Dataset records start
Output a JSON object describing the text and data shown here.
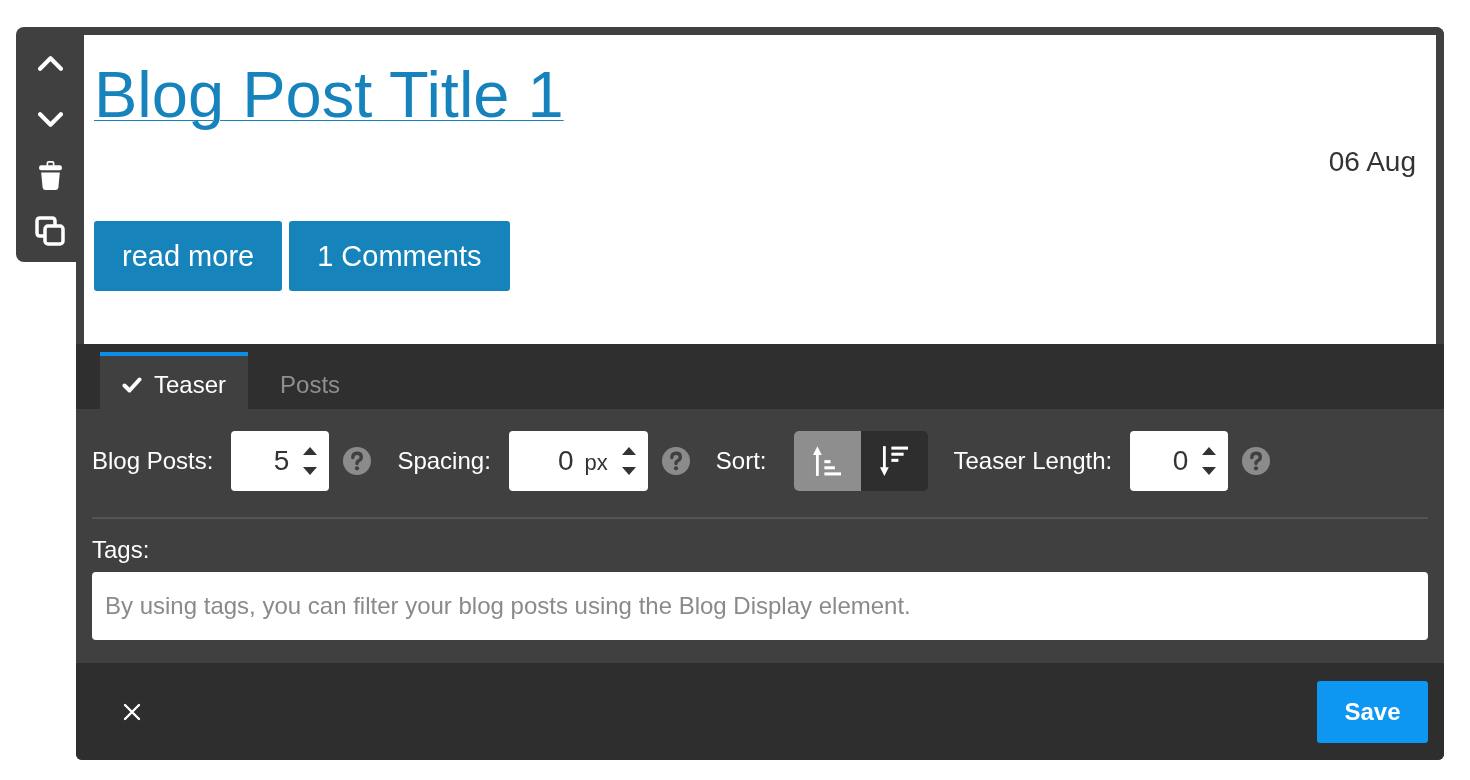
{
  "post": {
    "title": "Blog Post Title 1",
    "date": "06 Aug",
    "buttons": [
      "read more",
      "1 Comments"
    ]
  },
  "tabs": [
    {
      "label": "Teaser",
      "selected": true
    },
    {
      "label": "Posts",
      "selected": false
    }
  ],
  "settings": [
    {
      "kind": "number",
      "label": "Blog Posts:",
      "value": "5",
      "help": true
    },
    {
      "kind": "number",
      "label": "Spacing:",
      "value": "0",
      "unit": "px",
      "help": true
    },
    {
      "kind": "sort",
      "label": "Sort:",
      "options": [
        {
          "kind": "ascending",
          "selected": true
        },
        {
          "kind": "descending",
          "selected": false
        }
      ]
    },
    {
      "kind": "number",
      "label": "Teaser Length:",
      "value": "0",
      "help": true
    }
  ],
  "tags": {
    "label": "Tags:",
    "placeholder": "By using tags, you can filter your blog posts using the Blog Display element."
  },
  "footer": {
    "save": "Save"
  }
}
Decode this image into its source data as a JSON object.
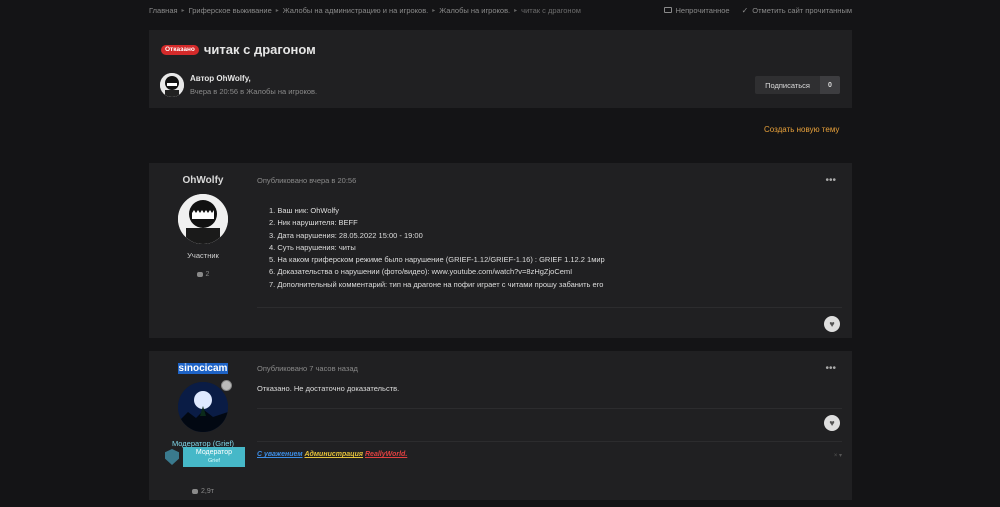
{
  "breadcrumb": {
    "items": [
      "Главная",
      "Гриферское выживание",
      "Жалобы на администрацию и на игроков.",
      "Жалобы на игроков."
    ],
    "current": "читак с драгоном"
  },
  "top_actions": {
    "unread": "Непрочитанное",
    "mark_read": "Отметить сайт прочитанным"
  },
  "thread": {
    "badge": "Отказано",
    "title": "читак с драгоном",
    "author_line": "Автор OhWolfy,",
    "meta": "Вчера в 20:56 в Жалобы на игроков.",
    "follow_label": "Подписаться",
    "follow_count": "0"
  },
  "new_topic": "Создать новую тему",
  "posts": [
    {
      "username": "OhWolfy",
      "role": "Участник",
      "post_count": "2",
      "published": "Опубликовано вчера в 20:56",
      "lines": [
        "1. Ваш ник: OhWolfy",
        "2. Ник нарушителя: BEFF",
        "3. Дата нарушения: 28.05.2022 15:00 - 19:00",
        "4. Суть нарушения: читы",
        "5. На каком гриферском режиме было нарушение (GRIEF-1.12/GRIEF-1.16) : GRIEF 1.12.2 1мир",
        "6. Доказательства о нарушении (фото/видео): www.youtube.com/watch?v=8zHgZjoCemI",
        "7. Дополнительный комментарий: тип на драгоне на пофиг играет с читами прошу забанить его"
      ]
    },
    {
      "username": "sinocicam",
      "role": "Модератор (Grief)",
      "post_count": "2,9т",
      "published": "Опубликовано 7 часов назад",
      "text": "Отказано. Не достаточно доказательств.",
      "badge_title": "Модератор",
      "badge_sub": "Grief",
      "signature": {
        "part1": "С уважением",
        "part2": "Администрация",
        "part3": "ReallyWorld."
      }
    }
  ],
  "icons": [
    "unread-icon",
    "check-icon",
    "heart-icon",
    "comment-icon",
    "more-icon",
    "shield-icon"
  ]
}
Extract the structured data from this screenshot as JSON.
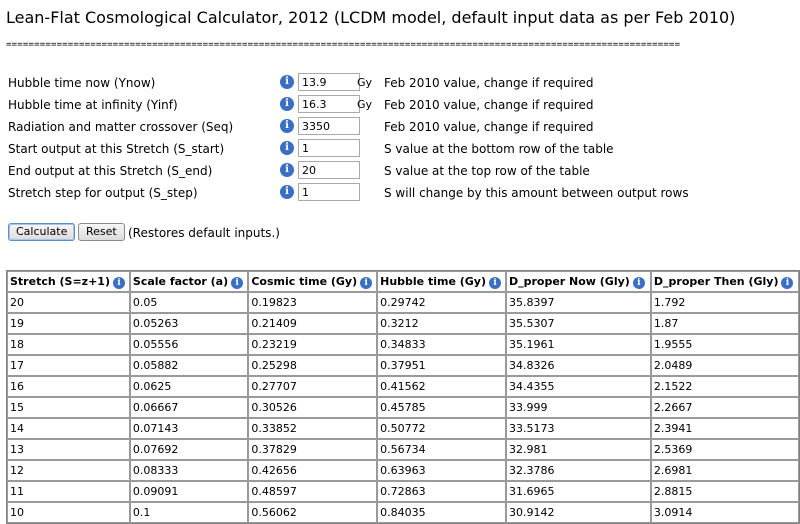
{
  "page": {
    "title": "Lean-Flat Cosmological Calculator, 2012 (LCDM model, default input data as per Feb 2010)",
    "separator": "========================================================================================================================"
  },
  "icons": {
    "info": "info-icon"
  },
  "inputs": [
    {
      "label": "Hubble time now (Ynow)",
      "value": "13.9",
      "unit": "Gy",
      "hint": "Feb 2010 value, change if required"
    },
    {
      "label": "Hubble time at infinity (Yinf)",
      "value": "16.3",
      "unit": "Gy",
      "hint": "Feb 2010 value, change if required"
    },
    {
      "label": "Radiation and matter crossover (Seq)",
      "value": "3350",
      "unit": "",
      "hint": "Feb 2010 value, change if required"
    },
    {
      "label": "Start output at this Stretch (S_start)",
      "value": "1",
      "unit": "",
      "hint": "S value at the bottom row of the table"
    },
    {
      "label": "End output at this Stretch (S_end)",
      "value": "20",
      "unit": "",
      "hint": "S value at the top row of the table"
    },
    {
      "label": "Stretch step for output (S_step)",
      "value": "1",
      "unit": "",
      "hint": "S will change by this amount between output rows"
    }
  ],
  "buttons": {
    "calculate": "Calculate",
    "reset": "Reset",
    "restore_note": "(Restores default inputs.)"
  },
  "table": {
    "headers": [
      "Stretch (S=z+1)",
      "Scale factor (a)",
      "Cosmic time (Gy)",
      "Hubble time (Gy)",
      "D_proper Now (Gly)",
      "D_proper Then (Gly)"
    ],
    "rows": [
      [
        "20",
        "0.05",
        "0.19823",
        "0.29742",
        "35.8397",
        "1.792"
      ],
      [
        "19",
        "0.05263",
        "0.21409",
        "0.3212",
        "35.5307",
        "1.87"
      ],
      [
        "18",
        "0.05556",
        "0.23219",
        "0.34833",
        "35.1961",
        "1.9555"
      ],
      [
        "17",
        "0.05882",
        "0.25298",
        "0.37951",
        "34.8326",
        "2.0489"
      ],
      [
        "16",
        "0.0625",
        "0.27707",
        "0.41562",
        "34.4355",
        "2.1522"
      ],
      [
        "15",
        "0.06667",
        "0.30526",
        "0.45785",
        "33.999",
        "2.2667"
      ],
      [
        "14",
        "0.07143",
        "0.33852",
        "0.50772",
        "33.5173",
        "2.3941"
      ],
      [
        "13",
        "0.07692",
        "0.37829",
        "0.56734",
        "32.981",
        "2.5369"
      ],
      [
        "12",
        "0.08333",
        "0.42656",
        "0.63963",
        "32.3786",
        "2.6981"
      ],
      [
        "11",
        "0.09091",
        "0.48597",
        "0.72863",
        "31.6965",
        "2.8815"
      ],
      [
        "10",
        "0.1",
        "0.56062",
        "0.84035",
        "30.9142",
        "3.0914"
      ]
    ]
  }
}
Dataset records end
Dataset records start
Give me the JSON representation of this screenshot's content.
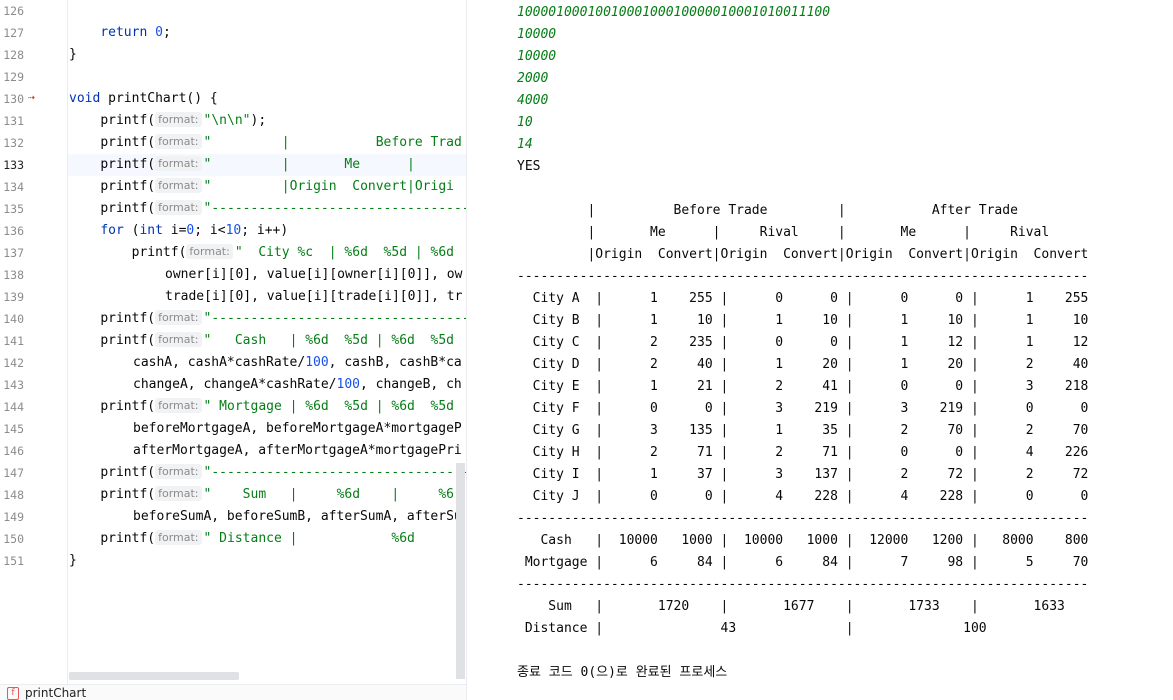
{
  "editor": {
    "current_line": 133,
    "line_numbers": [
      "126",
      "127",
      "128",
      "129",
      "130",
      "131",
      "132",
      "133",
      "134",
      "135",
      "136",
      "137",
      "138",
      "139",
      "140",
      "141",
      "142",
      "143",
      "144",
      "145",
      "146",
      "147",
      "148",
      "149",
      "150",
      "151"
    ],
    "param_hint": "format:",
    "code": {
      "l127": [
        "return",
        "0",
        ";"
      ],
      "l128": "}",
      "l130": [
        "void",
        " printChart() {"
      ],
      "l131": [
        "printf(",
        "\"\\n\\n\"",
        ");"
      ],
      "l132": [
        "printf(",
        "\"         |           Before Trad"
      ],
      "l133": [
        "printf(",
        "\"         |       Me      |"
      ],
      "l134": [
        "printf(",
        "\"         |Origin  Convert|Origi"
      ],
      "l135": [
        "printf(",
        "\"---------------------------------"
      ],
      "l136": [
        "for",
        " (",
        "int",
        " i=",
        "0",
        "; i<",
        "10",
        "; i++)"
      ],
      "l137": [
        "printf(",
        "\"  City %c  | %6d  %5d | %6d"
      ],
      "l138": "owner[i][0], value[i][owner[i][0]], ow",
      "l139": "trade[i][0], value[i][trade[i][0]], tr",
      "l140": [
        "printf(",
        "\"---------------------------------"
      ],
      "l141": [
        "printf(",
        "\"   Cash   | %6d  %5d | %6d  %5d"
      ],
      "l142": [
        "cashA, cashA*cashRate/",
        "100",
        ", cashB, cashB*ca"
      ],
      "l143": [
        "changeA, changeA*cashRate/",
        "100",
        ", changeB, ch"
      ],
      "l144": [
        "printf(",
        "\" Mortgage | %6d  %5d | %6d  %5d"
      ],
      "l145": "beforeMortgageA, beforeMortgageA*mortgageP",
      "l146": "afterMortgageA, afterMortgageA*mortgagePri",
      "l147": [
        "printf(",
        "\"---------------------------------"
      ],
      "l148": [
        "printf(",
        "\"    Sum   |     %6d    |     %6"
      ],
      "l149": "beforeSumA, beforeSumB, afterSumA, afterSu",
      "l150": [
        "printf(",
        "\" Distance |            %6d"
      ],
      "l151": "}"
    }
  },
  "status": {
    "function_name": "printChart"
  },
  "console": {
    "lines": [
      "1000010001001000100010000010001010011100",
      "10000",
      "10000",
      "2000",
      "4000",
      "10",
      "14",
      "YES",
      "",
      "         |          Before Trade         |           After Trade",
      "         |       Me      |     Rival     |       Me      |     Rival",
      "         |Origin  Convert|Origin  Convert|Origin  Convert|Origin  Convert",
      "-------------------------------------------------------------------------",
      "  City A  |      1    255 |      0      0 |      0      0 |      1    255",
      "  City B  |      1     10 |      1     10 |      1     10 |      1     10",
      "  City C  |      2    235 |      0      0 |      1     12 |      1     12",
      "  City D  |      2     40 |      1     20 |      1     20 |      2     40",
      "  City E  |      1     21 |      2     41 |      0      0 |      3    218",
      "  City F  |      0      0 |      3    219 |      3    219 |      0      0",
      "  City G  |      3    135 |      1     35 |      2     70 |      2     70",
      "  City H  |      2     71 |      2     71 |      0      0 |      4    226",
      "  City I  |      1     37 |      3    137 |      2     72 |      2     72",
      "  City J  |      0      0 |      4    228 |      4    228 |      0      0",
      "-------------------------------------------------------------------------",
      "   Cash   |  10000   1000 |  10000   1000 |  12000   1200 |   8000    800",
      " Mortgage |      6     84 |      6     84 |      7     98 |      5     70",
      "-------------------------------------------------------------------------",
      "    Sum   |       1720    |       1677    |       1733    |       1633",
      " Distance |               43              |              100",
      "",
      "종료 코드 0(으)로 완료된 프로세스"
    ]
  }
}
Dataset records end
(Your task):
How many lines in the records hold the string "Convert"? Reply with the number alone.

(Final result):
2